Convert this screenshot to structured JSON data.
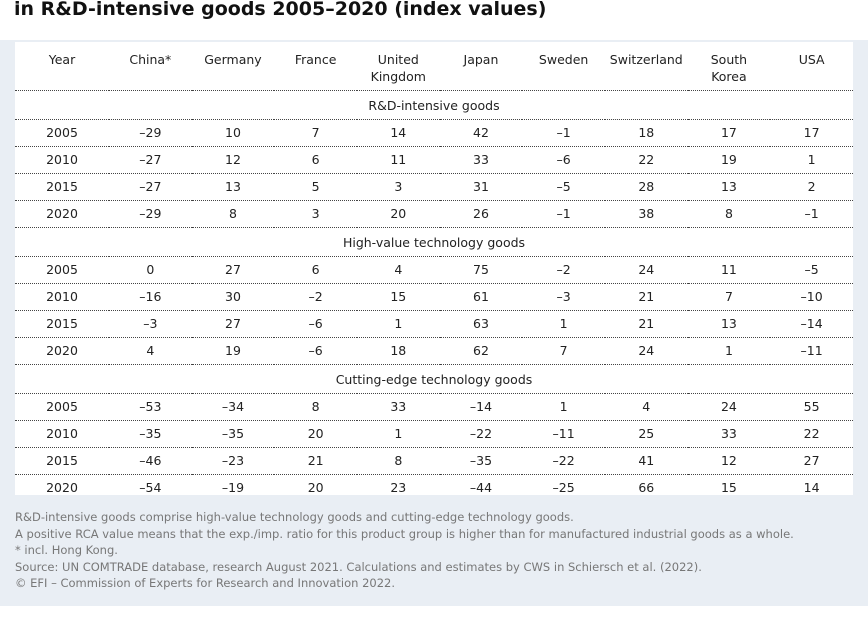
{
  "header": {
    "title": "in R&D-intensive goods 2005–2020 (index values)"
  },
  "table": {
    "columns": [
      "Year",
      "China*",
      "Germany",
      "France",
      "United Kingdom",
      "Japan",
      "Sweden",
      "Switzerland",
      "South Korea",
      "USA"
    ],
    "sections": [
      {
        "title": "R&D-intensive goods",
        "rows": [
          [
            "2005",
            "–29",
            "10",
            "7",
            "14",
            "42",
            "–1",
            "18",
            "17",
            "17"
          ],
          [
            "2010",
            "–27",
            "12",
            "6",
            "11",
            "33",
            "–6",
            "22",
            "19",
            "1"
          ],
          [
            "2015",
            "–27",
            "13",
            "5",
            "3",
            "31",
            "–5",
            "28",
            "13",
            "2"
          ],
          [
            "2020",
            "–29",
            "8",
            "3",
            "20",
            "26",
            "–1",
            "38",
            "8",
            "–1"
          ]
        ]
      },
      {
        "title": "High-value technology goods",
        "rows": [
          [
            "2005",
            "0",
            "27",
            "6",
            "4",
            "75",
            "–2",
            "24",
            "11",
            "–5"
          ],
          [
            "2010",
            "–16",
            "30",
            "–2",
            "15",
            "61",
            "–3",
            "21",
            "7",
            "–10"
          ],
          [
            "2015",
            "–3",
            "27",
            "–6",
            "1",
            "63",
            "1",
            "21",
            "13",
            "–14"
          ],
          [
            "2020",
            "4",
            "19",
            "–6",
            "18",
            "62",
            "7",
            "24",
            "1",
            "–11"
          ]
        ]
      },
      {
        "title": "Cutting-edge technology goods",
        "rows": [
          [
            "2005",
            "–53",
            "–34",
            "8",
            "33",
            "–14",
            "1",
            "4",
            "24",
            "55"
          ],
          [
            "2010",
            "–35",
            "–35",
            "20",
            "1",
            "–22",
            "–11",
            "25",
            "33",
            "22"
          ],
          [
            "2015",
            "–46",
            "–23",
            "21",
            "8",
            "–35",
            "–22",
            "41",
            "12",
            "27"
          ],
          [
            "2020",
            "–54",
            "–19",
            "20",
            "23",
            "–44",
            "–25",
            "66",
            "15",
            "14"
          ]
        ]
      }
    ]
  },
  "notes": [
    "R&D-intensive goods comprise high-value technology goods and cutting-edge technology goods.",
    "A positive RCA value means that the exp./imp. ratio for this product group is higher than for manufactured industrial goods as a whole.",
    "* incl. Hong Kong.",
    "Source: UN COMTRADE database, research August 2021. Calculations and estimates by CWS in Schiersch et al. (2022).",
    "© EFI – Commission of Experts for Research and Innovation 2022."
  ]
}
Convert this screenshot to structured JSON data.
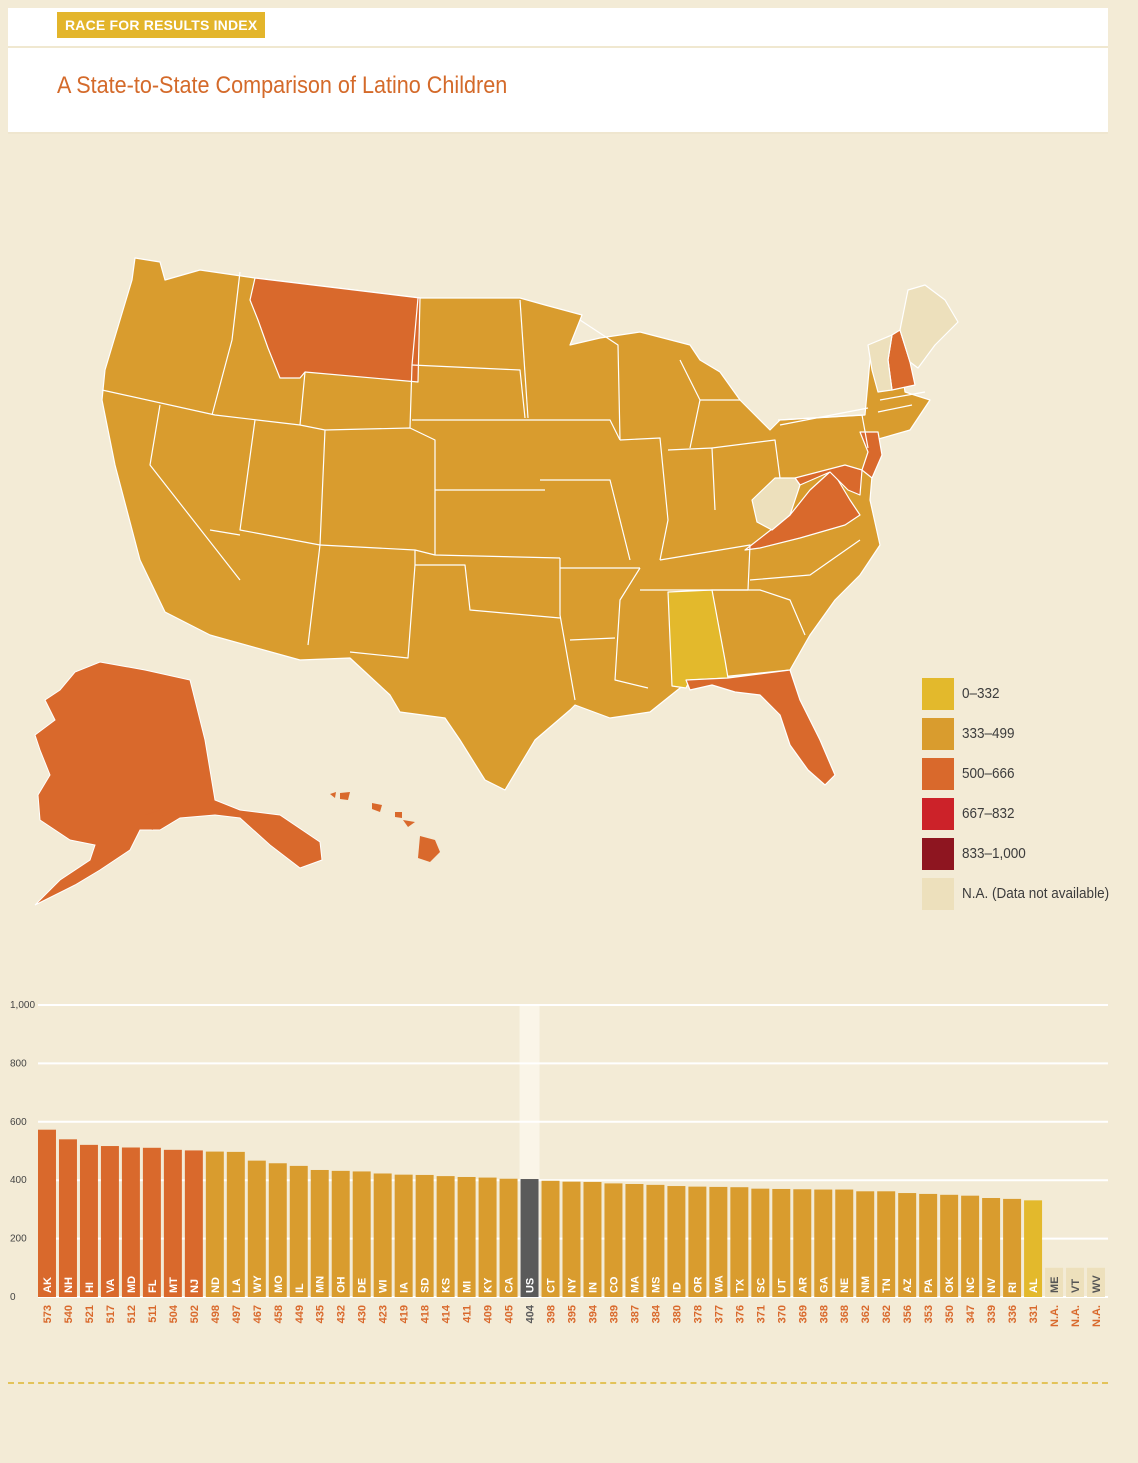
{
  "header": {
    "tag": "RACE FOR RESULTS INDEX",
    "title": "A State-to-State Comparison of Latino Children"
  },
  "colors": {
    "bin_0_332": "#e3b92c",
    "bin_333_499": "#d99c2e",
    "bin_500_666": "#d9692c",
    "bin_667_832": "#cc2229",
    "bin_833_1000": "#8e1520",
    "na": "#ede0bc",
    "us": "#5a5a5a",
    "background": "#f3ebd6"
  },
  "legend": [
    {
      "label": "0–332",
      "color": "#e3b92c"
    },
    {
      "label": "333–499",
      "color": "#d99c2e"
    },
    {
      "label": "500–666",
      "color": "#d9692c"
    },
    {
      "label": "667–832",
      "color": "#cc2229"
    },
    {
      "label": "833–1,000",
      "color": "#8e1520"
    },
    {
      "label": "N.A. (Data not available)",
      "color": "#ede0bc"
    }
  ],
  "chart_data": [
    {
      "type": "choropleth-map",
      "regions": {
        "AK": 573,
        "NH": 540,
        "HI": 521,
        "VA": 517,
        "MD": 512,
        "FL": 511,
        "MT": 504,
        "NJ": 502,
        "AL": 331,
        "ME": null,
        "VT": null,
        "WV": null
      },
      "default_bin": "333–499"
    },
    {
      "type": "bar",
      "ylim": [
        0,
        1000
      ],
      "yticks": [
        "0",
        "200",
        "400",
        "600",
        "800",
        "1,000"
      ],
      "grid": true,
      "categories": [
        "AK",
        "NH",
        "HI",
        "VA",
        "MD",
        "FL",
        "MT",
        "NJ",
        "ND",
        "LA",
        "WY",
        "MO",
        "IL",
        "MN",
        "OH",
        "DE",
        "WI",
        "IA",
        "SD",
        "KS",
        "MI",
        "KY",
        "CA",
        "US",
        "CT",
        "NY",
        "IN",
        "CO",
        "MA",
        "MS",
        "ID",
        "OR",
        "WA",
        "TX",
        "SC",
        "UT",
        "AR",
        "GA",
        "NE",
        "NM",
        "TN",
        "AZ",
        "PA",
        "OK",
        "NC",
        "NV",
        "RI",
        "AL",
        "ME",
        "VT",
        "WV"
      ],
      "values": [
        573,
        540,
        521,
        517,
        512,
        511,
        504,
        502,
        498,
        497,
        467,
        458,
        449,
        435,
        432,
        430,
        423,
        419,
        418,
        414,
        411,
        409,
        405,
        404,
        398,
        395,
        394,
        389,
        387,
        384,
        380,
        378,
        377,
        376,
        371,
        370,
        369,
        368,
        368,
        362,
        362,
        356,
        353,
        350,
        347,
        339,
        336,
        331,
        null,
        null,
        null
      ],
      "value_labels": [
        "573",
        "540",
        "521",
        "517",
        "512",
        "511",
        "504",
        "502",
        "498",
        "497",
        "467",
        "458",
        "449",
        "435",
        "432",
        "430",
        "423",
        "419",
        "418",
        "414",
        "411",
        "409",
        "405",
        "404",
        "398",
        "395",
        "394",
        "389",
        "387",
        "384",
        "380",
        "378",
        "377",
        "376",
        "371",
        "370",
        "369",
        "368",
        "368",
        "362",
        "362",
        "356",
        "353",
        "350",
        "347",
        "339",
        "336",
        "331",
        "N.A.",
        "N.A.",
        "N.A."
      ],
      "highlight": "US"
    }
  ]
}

● Given exercise:
The records above need to be restated word for word, with the pictures left out.

● Finished exercise:
Convert this screenshot to structured JSON data.
{
  "header": {
    "title": "in R&D-intensive goods 2005–2020 (index values)"
  },
  "table": {
    "columns": [
      "Year",
      "China*",
      "Germany",
      "France",
      "United Kingdom",
      "Japan",
      "Sweden",
      "Switzerland",
      "South Korea",
      "USA"
    ],
    "sections": [
      {
        "title": "R&D-intensive goods",
        "rows": [
          [
            "2005",
            "–29",
            "10",
            "7",
            "14",
            "42",
            "–1",
            "18",
            "17",
            "17"
          ],
          [
            "2010",
            "–27",
            "12",
            "6",
            "11",
            "33",
            "–6",
            "22",
            "19",
            "1"
          ],
          [
            "2015",
            "–27",
            "13",
            "5",
            "3",
            "31",
            "–5",
            "28",
            "13",
            "2"
          ],
          [
            "2020",
            "–29",
            "8",
            "3",
            "20",
            "26",
            "–1",
            "38",
            "8",
            "–1"
          ]
        ]
      },
      {
        "title": "High-value technology goods",
        "rows": [
          [
            "2005",
            "0",
            "27",
            "6",
            "4",
            "75",
            "–2",
            "24",
            "11",
            "–5"
          ],
          [
            "2010",
            "–16",
            "30",
            "–2",
            "15",
            "61",
            "–3",
            "21",
            "7",
            "–10"
          ],
          [
            "2015",
            "–3",
            "27",
            "–6",
            "1",
            "63",
            "1",
            "21",
            "13",
            "–14"
          ],
          [
            "2020",
            "4",
            "19",
            "–6",
            "18",
            "62",
            "7",
            "24",
            "1",
            "–11"
          ]
        ]
      },
      {
        "title": "Cutting-edge technology goods",
        "rows": [
          [
            "2005",
            "–53",
            "–34",
            "8",
            "33",
            "–14",
            "1",
            "4",
            "24",
            "55"
          ],
          [
            "2010",
            "–35",
            "–35",
            "20",
            "1",
            "–22",
            "–11",
            "25",
            "33",
            "22"
          ],
          [
            "2015",
            "–46",
            "–23",
            "21",
            "8",
            "–35",
            "–22",
            "41",
            "12",
            "27"
          ],
          [
            "2020",
            "–54",
            "–19",
            "20",
            "23",
            "–44",
            "–25",
            "66",
            "15",
            "14"
          ]
        ]
      }
    ]
  },
  "notes": [
    "R&D-intensive goods comprise high-value technology goods and cutting-edge technology goods.",
    "A positive RCA value means that the exp./imp. ratio for this product group is higher than for manufactured industrial goods as a whole.",
    "* incl. Hong Kong.",
    "Source: UN COMTRADE database, research August 2021. Calculations and estimates by CWS in Schiersch et al. (2022).",
    "© EFI – Commission of Experts for Research and Innovation 2022."
  ]
}
Convert this screenshot to structured JSON data.
{
  "header": {
    "tag": "RACE FOR RESULTS INDEX",
    "title": "A State-to-State Comparison of Latino Children"
  },
  "colors": {
    "bin_0_332": "#e3b92c",
    "bin_333_499": "#d99c2e",
    "bin_500_666": "#d9692c",
    "bin_667_832": "#cc2229",
    "bin_833_1000": "#8e1520",
    "na": "#ede0bc",
    "us": "#5a5a5a",
    "background": "#f3ebd6"
  },
  "legend": [
    {
      "label": "0–332",
      "color": "#e3b92c"
    },
    {
      "label": "333–499",
      "color": "#d99c2e"
    },
    {
      "label": "500–666",
      "color": "#d9692c"
    },
    {
      "label": "667–832",
      "color": "#cc2229"
    },
    {
      "label": "833–1,000",
      "color": "#8e1520"
    },
    {
      "label": "N.A. (Data not available)",
      "color": "#ede0bc"
    }
  ],
  "chart_data": [
    {
      "type": "choropleth-map",
      "regions": {
        "AK": 573,
        "NH": 540,
        "HI": 521,
        "VA": 517,
        "MD": 512,
        "FL": 511,
        "MT": 504,
        "NJ": 502,
        "AL": 331,
        "ME": null,
        "VT": null,
        "WV": null
      },
      "default_bin": "333–499"
    },
    {
      "type": "bar",
      "ylim": [
        0,
        1000
      ],
      "yticks": [
        "0",
        "200",
        "400",
        "600",
        "800",
        "1,000"
      ],
      "grid": true,
      "categories": [
        "AK",
        "NH",
        "HI",
        "VA",
        "MD",
        "FL",
        "MT",
        "NJ",
        "ND",
        "LA",
        "WY",
        "MO",
        "IL",
        "MN",
        "OH",
        "DE",
        "WI",
        "IA",
        "SD",
        "KS",
        "MI",
        "KY",
        "CA",
        "US",
        "CT",
        "NY",
        "IN",
        "CO",
        "MA",
        "MS",
        "ID",
        "OR",
        "WA",
        "TX",
        "SC",
        "UT",
        "AR",
        "GA",
        "NE",
        "NM",
        "TN",
        "AZ",
        "PA",
        "OK",
        "NC",
        "NV",
        "RI",
        "AL",
        "ME",
        "VT",
        "WV"
      ],
      "values": [
        573,
        540,
        521,
        517,
        512,
        511,
        504,
        502,
        498,
        497,
        467,
        458,
        449,
        435,
        432,
        430,
        423,
        419,
        418,
        414,
        411,
        409,
        405,
        404,
        398,
        395,
        394,
        389,
        387,
        384,
        380,
        378,
        377,
        376,
        371,
        370,
        369,
        368,
        368,
        362,
        362,
        356,
        353,
        350,
        347,
        339,
        336,
        331,
        null,
        null,
        null
      ],
      "value_labels": [
        "573",
        "540",
        "521",
        "517",
        "512",
        "511",
        "504",
        "502",
        "498",
        "497",
        "467",
        "458",
        "449",
        "435",
        "432",
        "430",
        "423",
        "419",
        "418",
        "414",
        "411",
        "409",
        "405",
        "404",
        "398",
        "395",
        "394",
        "389",
        "387",
        "384",
        "380",
        "378",
        "377",
        "376",
        "371",
        "370",
        "369",
        "368",
        "368",
        "362",
        "362",
        "356",
        "353",
        "350",
        "347",
        "339",
        "336",
        "331",
        "N.A.",
        "N.A.",
        "N.A."
      ],
      "highlight": "US"
    }
  ]
}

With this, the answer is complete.